La Stampa, 19 luglio 2016
Il primo mese di Virginia e Chiara
Jacopo Iacoboni per La Stampa
Virginia arriva con la pioggia, si potrebbe dire parafrasando un grande romanzo di Alvaro Mutis. Nel senso che per vedere il cambiamento promesso in modo tanto roboante dal Movimento a Roma, se va bene, bisognerà attendere l’autunno. Se cambiamento arriverà. Il primo mese della Raggi sindaco è stato un tormento in primis per lei; è quasi come se lei – che ieri festeggiava anche il compleanno (a casa: mazzi di rose e niente feste su barconi sul Lungotevere) – non fosse ancora davvero partita.
Zero delibere all’attivo. La prima riunione vera di giunta che arriverà solo oggi (dedicata all’assestamento del bilancio; seguirà incontro con Tronca). Il reddito di cittadinanza, mega promessa elettorale, che ovviamente non si potrà fare a breve (prima bisogna, appunto, vedere bene il bilancio comunale). Raggi sta cercando di muoversi per incontrare Renzi e Padoan, e ottenere la collaborazione del governo sulla ristrutturazione del debito di Roma: una partita poco appariscente ma su cui si gioca tantissimo, e lei non è stata male.

# # #

RICHIESTE:
1. Rispondi a queste domande sull'articolo dedicato al primo mese della Raggi:
(a) Quale giornale lo ha pubblicato e in quale data?
(b) Dove ha festeggiato il compleanno la Raggi?
(c) A che cosa è dedicata la prima riunione vera di giunta?
2. Riscrivi il tratto dell'articolo sul primo mese della Raggi che va da "La Stampa, 19" fino a "ancora davvero partita.", mettendo "inverno" al posto di "autunno".
3. Indica se ciascuna affermazione concorda con l'articolo sul primo mese della Raggi:
(a) Nel primo mese sono state approvate diverse delibere.
(b) Il reddito di cittadinanza si potrà realizzare a breve.
(c) La Raggi sta cercando di incontrare Renzi e Padoan.
I dati non servono.

VOCI ESTRATTE:
# # #

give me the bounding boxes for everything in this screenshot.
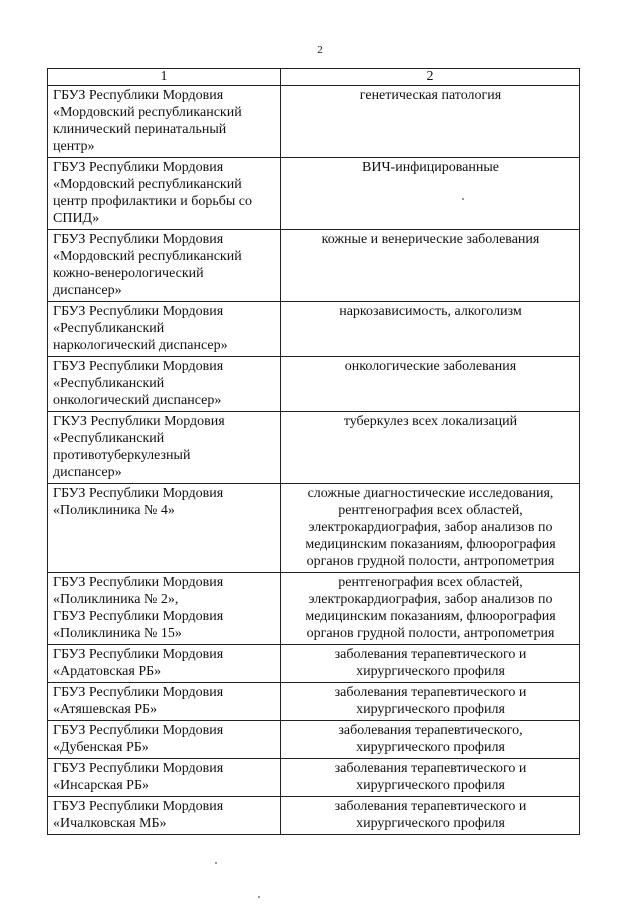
institution-name-line: «Ичалковская МБ» — [53, 816, 167, 831]
institution-name-line: ГБУЗ Республики Мордовия — [53, 723, 224, 738]
service-cell — [281, 721, 580, 759]
table-row — [48, 721, 580, 759]
institution-name-line: «Дубенская РБ» — [53, 740, 149, 755]
institution-name-line: «Мордовский республиканский — [53, 249, 242, 264]
institution-name-line: «Ардатовская РБ» — [53, 664, 162, 679]
table-row — [48, 86, 580, 158]
service-text-line: онкологические заболевания — [344, 359, 517, 374]
service-cell — [281, 759, 580, 797]
service-cell — [281, 86, 580, 158]
service-cell — [281, 573, 580, 645]
table-row — [48, 797, 580, 835]
service-text-line: хирургического профиля — [356, 816, 505, 831]
institution-name-line: «Инсарская РБ» — [53, 778, 149, 793]
service-cell — [281, 412, 580, 484]
service-text-line: кожные и венерические заболевания — [321, 232, 540, 247]
institution-cell — [48, 86, 281, 158]
column-header-2: 2 — [281, 69, 580, 86]
institution-cell — [48, 230, 281, 302]
institution-name-line: «Мордовский республиканский — [53, 177, 242, 192]
table-row — [48, 302, 580, 357]
table-row — [48, 759, 580, 797]
institution-name-line: диспансер» — [53, 283, 122, 298]
institution-cell — [48, 797, 281, 835]
service-text-line: заболевания терапевтического и — [334, 761, 527, 776]
service-text-line: электрокардиография, забор анализов по — [308, 592, 553, 607]
institution-name-line: ГБУЗ Республики Мордовия — [53, 609, 224, 624]
institution-name-line: кожно-венерологический — [53, 266, 204, 281]
institution-cell — [48, 759, 281, 797]
service-text-line: генетическая патология — [359, 88, 502, 103]
institution-name-line: «Атяшевская РБ» — [53, 702, 158, 717]
institution-name-line: «Республиканский — [53, 376, 165, 391]
institution-name-line: ГБУЗ Республики Мордовия — [53, 799, 224, 814]
service-cell — [281, 158, 580, 230]
service-text-line: хирургического профиля — [356, 664, 505, 679]
institution-name-line: СПИД» — [53, 211, 100, 226]
institution-cell — [48, 158, 281, 230]
scan-speck — [258, 896, 260, 898]
institution-name-line: «Поликлиника № 15» — [53, 626, 182, 641]
table-row — [48, 484, 580, 573]
table-row — [48, 683, 580, 721]
table-row — [48, 412, 580, 484]
institution-name-line: ГБУЗ Республики Мордовия — [53, 160, 224, 175]
institution-name-line: «Республиканский — [53, 431, 165, 446]
institution-cell — [48, 357, 281, 412]
institution-name-line: наркологический диспансер» — [53, 338, 228, 353]
institution-name-line: ГКУЗ Республики Мордовия — [53, 414, 225, 429]
service-cell — [281, 357, 580, 412]
service-text-line: заболевания терапевтического и — [334, 647, 527, 662]
service-text-line: ВИЧ-инфицированные — [362, 160, 499, 175]
service-text-line: туберкулез всех локализаций — [343, 414, 518, 429]
institution-name-line: центр профилактики и борьбы со — [53, 194, 253, 209]
institution-cell — [48, 721, 281, 759]
scan-speck — [215, 862, 217, 864]
page-number: 2 — [317, 44, 323, 56]
institution-name-line: «Поликлиника № 2», — [53, 592, 179, 607]
institution-cell — [48, 412, 281, 484]
institution-cell — [48, 573, 281, 645]
table-body — [48, 86, 580, 835]
column-header-1: 1 — [48, 69, 281, 86]
service-cell — [281, 797, 580, 835]
institution-name-line: ГБУЗ Республики Мордовия — [53, 761, 224, 776]
service-text-line: медицинским показаниям, флюорография — [305, 537, 556, 552]
service-cell — [281, 645, 580, 683]
table-header-row — [48, 69, 580, 86]
table-row — [48, 230, 580, 302]
institution-name-line: «Мордовский республиканский — [53, 105, 242, 120]
service-text-line: медицинским показаниям, флюорография — [305, 609, 556, 624]
scan-speck — [462, 198, 464, 200]
service-text-line: хирургического профиля — [356, 702, 505, 717]
table-row — [48, 645, 580, 683]
service-text-line: органов грудной полости, антропометрия — [306, 554, 555, 569]
institution-cell — [48, 302, 281, 357]
institution-name-line: «Поликлиника № 4» — [53, 503, 175, 518]
institution-cell — [48, 645, 281, 683]
institutions-table — [47, 68, 580, 835]
institution-cell — [48, 484, 281, 573]
institution-name-line: ГБУЗ Республики Мордовия — [53, 88, 224, 103]
service-text-line: заболевания терапевтического и — [334, 799, 527, 814]
table-row — [48, 573, 580, 645]
service-text-line: рентгенография всех областей, — [338, 575, 523, 590]
institution-name-line: ГБУЗ Республики Мордовия — [53, 575, 224, 590]
institution-name-line: диспансер» — [53, 465, 122, 480]
institution-name-line: противотуберкулезный — [53, 448, 191, 463]
service-text-line: наркозависимость, алкоголизм — [339, 304, 522, 319]
service-text-line: заболевания терапевтического и — [334, 685, 527, 700]
service-text-line: электрокардиография, забор анализов по — [308, 520, 553, 535]
service-cell — [281, 484, 580, 573]
institution-name-line: «Республиканский — [53, 321, 165, 336]
service-cell — [281, 683, 580, 721]
institution-name-line: ГБУЗ Республики Мордовия — [53, 359, 224, 374]
institution-name-line: центр» — [53, 139, 95, 154]
table-row — [48, 357, 580, 412]
institution-name-line: ГБУЗ Республики Мордовия — [53, 304, 224, 319]
service-text-line: хирургического профиля — [356, 778, 505, 793]
institution-name-line: онкологический диспансер» — [53, 393, 222, 408]
institution-cell — [48, 683, 281, 721]
institution-name-line: клинический перинатальный — [53, 122, 227, 137]
institution-name-line: ГБУЗ Республики Мордовия — [53, 647, 224, 662]
institution-name-line: ГБУЗ Республики Мордовия — [53, 685, 224, 700]
service-text-line: органов грудной полости, антропометрия — [306, 626, 555, 641]
service-cell — [281, 230, 580, 302]
service-text-line: сложные диагностические исследования, — [307, 486, 554, 501]
service-cell — [281, 302, 580, 357]
service-text-line: хирургического профиля — [356, 740, 505, 755]
institution-name-line: ГБУЗ Республики Мордовия — [53, 486, 224, 501]
table-row — [48, 158, 580, 230]
service-text-line: заболевания терапевтического, — [338, 723, 523, 738]
service-text-line: рентгенография всех областей, — [338, 503, 523, 518]
institution-name-line: ГБУЗ Республики Мордовия — [53, 232, 224, 247]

# # #

COMPITI SVOLTI:
1.
(a) La Stampa, il 19 luglio 2016.
(b) A casa, con mazzi di rose e senza feste su barconi sul Lungotevere.
(c) All'assestamento del bilancio.

2.
La Stampa, 19 luglio 2016
Il primo mese di Virginia e Chiara
Jacopo Iacoboni per La Stampa
Virginia arriva con la pioggia, si potrebbe dire parafrasando un grande romanzo di Alvaro Mutis. Nel senso che per vedere il cambiamento promesso in modo tanto roboante dal Movimento a Roma, se va bene, bisognerà attendere l’inverno. Se cambiamento arriverà. Il primo mese della Raggi sindaco è stato un tormento in primis per lei; è quasi come se lei – che ieri festeggiava anche il compleanno (a casa: mazzi di rose e niente feste su barconi sul Lungotevere) – non fosse ancora davvero partita.

3.
(a) No: "Zero delibere all’attivo."
(b) No: "che ovviamente non si potrà fare a breve"
(c) Sì: "Raggi sta cercando di muoversi per incontrare Renzi e Padoan"